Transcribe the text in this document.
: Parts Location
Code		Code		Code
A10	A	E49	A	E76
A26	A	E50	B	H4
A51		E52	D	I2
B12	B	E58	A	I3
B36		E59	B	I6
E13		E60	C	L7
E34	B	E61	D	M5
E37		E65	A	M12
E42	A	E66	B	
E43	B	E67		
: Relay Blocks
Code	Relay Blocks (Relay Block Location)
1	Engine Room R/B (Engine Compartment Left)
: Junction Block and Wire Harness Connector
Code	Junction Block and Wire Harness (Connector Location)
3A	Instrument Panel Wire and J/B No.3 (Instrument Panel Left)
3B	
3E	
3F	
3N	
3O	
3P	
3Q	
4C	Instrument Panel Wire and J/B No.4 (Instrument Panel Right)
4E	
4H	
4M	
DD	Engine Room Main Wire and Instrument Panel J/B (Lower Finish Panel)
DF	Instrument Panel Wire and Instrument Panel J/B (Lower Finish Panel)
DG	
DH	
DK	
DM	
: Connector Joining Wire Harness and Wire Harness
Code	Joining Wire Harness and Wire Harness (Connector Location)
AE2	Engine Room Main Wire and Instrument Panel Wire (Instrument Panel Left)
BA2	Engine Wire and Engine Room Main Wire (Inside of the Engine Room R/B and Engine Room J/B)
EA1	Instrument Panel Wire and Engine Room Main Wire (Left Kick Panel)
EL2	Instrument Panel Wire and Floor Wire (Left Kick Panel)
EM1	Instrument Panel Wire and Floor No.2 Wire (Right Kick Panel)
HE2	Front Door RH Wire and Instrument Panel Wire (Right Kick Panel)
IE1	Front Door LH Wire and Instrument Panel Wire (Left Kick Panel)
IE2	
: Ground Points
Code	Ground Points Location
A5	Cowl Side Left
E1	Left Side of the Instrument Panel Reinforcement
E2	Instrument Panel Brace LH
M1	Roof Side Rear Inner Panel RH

◆ ◆ ◆ ◆ ◆

[EXERCISE DESCRIPTION]
Every record should be given again exactly.

[RESPONSE TO THIS TASK]
Transcribe the text in this document.
: Parts Location
Code		Code		Code
A10	A	E49	A	E76
A26	A	E50	B	H4
A51		E52	D	I2
B12	B	E58	A	I3
B36		E59	B	I6
E13		E60	C	L7
E34	B	E61	D	M5
E37		E65	A	M12
E42	A	E66	B	
E43	B	E67		
: Relay Blocks
Code	Relay Blocks (Relay Block Location)
1	Engine Room R/B (Engine Compartment Left)
: Junction Block and Wire Harness Connector
Code	Junction Block and Wire Harness (Connector Location)
3A	Instrument Panel Wire and J/B No.3 (Instrument Panel Left)
3B	
3E	
3F	
3N	
3O	
3P	
3Q	
4C	Instrument Panel Wire and J/B No.4 (Instrument Panel Right)
4E	
4H	
4M	
DD	Engine Room Main Wire and Instrument Panel J/B (Lower Finish Panel)
DF	Instrument Panel Wire and Instrument Panel J/B (Lower Finish Panel)
DG	
DH	
DK	
DM	
: Connector Joining Wire Harness and Wire Harness
Code	Joining Wire Harness and Wire Harness (Connector Location)
AE2	Engine Room Main Wire and Instrument Panel Wire (Instrument Panel Left)
BA2	Engine Wire and Engine Room Main Wire (Inside of the Engine Room R/B and Engine Room J/B)
EA1	Instrument Panel Wire and Engine Room Main Wire (Left Kick Panel)
EL2	Instrument Panel Wire and Floor Wire (Left Kick Panel)
EM1	Instrument Panel Wire and Floor No.2 Wire (Right Kick Panel)
HE2	Front Door RH Wire and Instrument Panel Wire (Right Kick Panel)
IE1	Front Door LH Wire and Instrument Panel Wire (Left Kick Panel)
IE2	
: Ground Points
Code	Ground Points Location
A5	Cowl Side Left
E1	Left Side of the Instrument Panel Reinforcement
E2	Instrument Panel Brace LH
M1	Roof Side Rear Inner Panel RH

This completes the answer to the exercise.